RECORDS FOR THE TASK:
--

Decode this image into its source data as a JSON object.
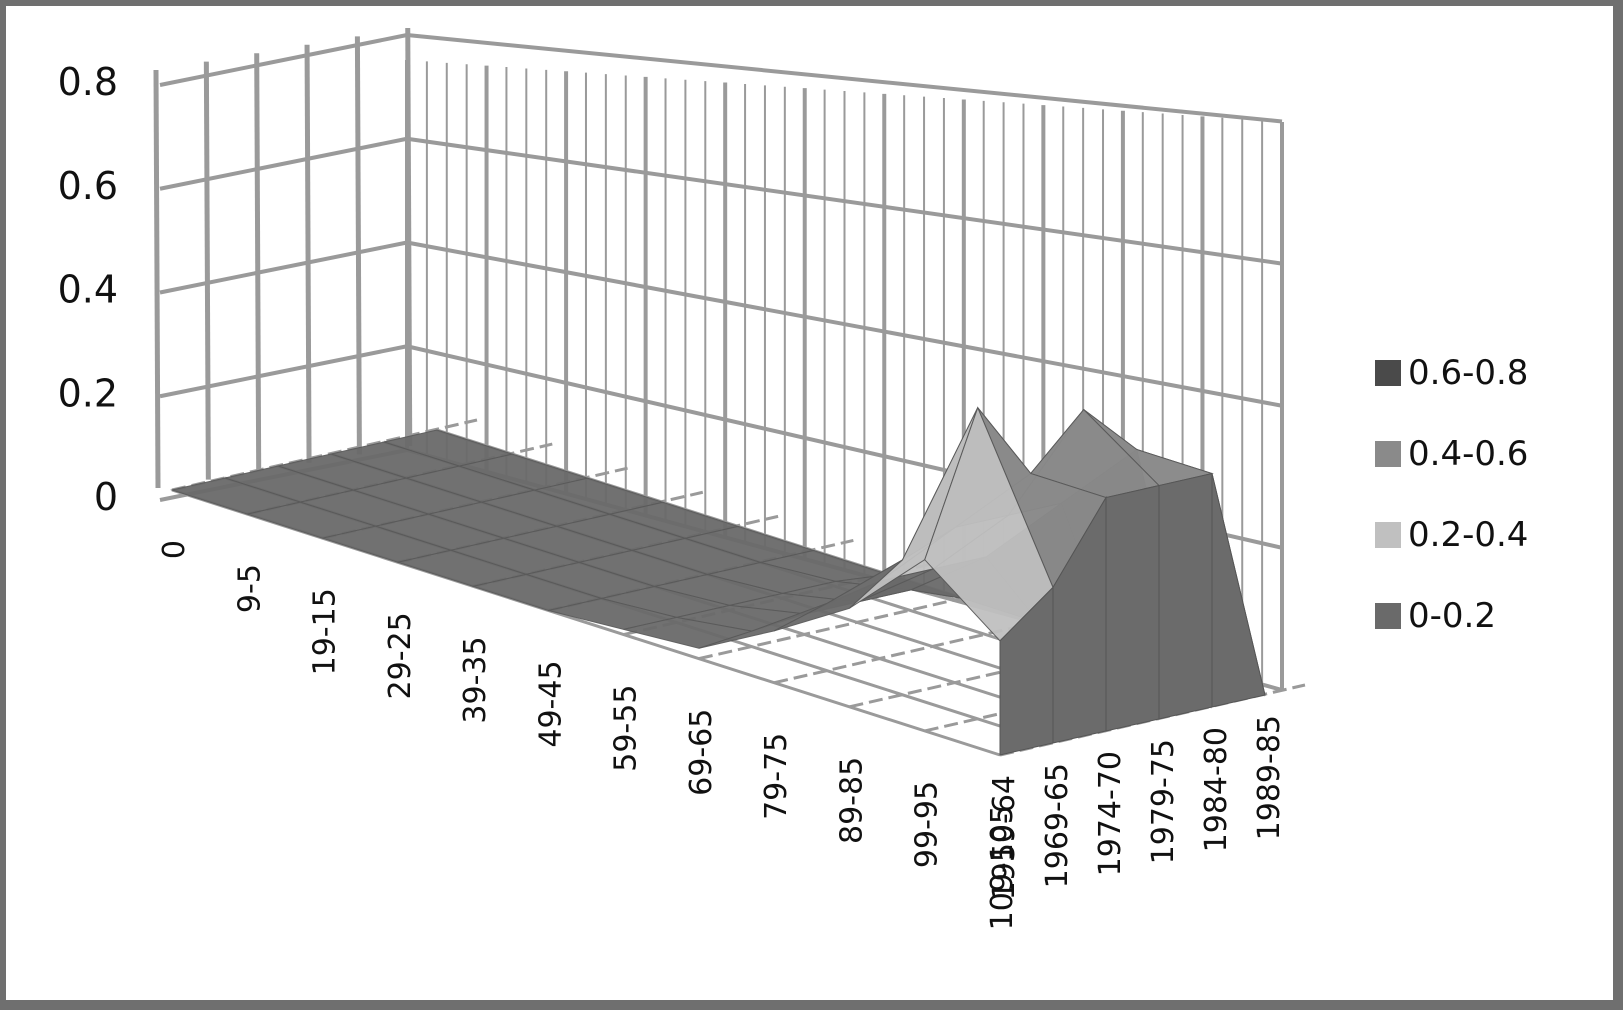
{
  "chart_data": {
    "type": "surface",
    "title": "",
    "xlabel": "",
    "ylabel": "",
    "zlim": [
      0,
      0.8
    ],
    "z_ticks": [
      "0.8",
      "0.6",
      "0.4",
      "0.2",
      "0"
    ],
    "x_categories": [
      "0",
      "9-5",
      "19-15",
      "29-25",
      "39-35",
      "49-45",
      "59-55",
      "69-65",
      "79-75",
      "89-85",
      "99-95",
      "109-105"
    ],
    "series": [
      {
        "name": "1959-64",
        "values": [
          0,
          0,
          0,
          0,
          0,
          0,
          0.01,
          0.02,
          0.1,
          0.19,
          0.33,
          0.22
        ]
      },
      {
        "name": "1969-65",
        "values": [
          0,
          0,
          0,
          0,
          0,
          0,
          0.01,
          0.03,
          0.13,
          0.26,
          0.6,
          0.3
        ]
      },
      {
        "name": "1974-70",
        "values": [
          0,
          0,
          0,
          0,
          0,
          0,
          0.01,
          0.04,
          0.15,
          0.3,
          0.45,
          0.45
        ]
      },
      {
        "name": "1979-75",
        "values": [
          0,
          0,
          0,
          0,
          0,
          0,
          0.01,
          0.04,
          0.15,
          0.3,
          0.55,
          0.45
        ]
      },
      {
        "name": "1984-80",
        "values": [
          0,
          0,
          0,
          0,
          0,
          0,
          0.01,
          0.04,
          0.15,
          0.3,
          0.45,
          0.45
        ]
      },
      {
        "name": "1989-85",
        "values": [
          0,
          0,
          0,
          0,
          0,
          0,
          0,
          0,
          0,
          0,
          0,
          0
        ]
      }
    ],
    "legend": {
      "position": "right",
      "items": [
        {
          "label": "0.6-0.8",
          "color": "#4a4a4a"
        },
        {
          "label": "0.4-0.6",
          "color": "#8a8a8a"
        },
        {
          "label": "0.2-0.4",
          "color": "#c0c0c0"
        },
        {
          "label": "0-0.2",
          "color": "#6a6a6a"
        }
      ]
    },
    "grid": true,
    "grid_color": "#9a9a9a"
  }
}
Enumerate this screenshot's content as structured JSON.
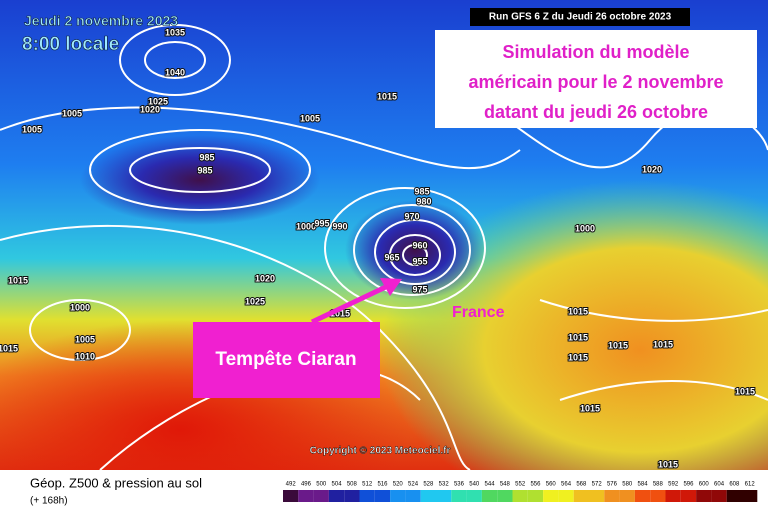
{
  "header": {
    "date": "Jeudi 2 novembre 2023",
    "time": "8:00 locale",
    "run": "Run GFS 6 Z du Jeudi 26 octobre 2023"
  },
  "annotation": {
    "lines": [
      "Simulation du modèle",
      "américain pour le 2 novembre",
      "datant du jeudi 26 octobre"
    ]
  },
  "storm_label": "Tempête Ciaran",
  "country_label": "France",
  "copyright": "Copyright © 2023 Meteociel.fr",
  "legend": {
    "title": "Géop. Z500 & pression au sol",
    "subtitle": "(+ 168h)",
    "ticks": [
      492,
      496,
      500,
      504,
      508,
      512,
      516,
      520,
      524,
      528,
      532,
      536,
      540,
      544,
      548,
      552,
      556,
      560,
      564,
      568,
      572,
      576,
      580,
      584,
      588,
      592,
      596,
      600,
      604,
      608,
      612
    ]
  },
  "isobars": [
    1035,
    1040,
    1025,
    1020,
    1005,
    1005,
    1015,
    1005,
    985,
    985,
    985,
    980,
    970,
    1000,
    995,
    990,
    960,
    965,
    955,
    975,
    1020,
    1000,
    1015,
    1020,
    1025,
    1000,
    1015,
    1005,
    1015,
    1010,
    1015,
    1015,
    1015,
    1015,
    1015,
    1015,
    1015,
    1015
  ]
}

--

THE EXERCISE: Make an exact reproduction of the listing above, without any pictures.

SOLUTION TO THIS PROBLEM:
Decode this image into its source data as a JSON object.
{
  "chart_data": {
    "type": "surface",
    "title": "",
    "xlabel": "",
    "ylabel": "",
    "zlim": [
      0,
      0.8
    ],
    "z_ticks": [
      "0.8",
      "0.6",
      "0.4",
      "0.2",
      "0"
    ],
    "x_categories": [
      "0",
      "9-5",
      "19-15",
      "29-25",
      "39-35",
      "49-45",
      "59-55",
      "69-65",
      "79-75",
      "89-85",
      "99-95",
      "109-105"
    ],
    "series": [
      {
        "name": "1959-64",
        "values": [
          0,
          0,
          0,
          0,
          0,
          0,
          0.01,
          0.02,
          0.1,
          0.19,
          0.33,
          0.22
        ]
      },
      {
        "name": "1969-65",
        "values": [
          0,
          0,
          0,
          0,
          0,
          0,
          0.01,
          0.03,
          0.13,
          0.26,
          0.6,
          0.3
        ]
      },
      {
        "name": "1974-70",
        "values": [
          0,
          0,
          0,
          0,
          0,
          0,
          0.01,
          0.04,
          0.15,
          0.3,
          0.45,
          0.45
        ]
      },
      {
        "name": "1979-75",
        "values": [
          0,
          0,
          0,
          0,
          0,
          0,
          0.01,
          0.04,
          0.15,
          0.3,
          0.55,
          0.45
        ]
      },
      {
        "name": "1984-80",
        "values": [
          0,
          0,
          0,
          0,
          0,
          0,
          0.01,
          0.04,
          0.15,
          0.3,
          0.45,
          0.45
        ]
      },
      {
        "name": "1989-85",
        "values": [
          0,
          0,
          0,
          0,
          0,
          0,
          0,
          0,
          0,
          0,
          0,
          0
        ]
      }
    ],
    "legend": {
      "position": "right",
      "items": [
        {
          "label": "0.6-0.8",
          "color": "#4a4a4a"
        },
        {
          "label": "0.4-0.6",
          "color": "#8a8a8a"
        },
        {
          "label": "0.2-0.4",
          "color": "#c0c0c0"
        },
        {
          "label": "0-0.2",
          "color": "#6a6a6a"
        }
      ]
    },
    "grid": true,
    "grid_color": "#9a9a9a"
  }
}
Enumerate this screenshot's content as structured JSON.
{
  "header": {
    "date": "Jeudi 2 novembre 2023",
    "time": "8:00 locale",
    "run": "Run GFS 6 Z du Jeudi 26 octobre 2023"
  },
  "annotation": {
    "lines": [
      "Simulation du modèle",
      "américain pour le 2 novembre",
      "datant du jeudi 26 octobre"
    ]
  },
  "storm_label": "Tempête Ciaran",
  "country_label": "France",
  "copyright": "Copyright © 2023 Meteociel.fr",
  "legend": {
    "title": "Géop. Z500 & pression au sol",
    "subtitle": "(+ 168h)",
    "ticks": [
      492,
      496,
      500,
      504,
      508,
      512,
      516,
      520,
      524,
      528,
      532,
      536,
      540,
      544,
      548,
      552,
      556,
      560,
      564,
      568,
      572,
      576,
      580,
      584,
      588,
      592,
      596,
      600,
      604,
      608,
      612
    ]
  },
  "isobars": [
    1035,
    1040,
    1025,
    1020,
    1005,
    1005,
    1015,
    1005,
    985,
    985,
    985,
    980,
    970,
    1000,
    995,
    990,
    960,
    965,
    955,
    975,
    1020,
    1000,
    1015,
    1020,
    1025,
    1000,
    1015,
    1005,
    1015,
    1010,
    1015,
    1015,
    1015,
    1015,
    1015,
    1015,
    1015,
    1015
  ]
}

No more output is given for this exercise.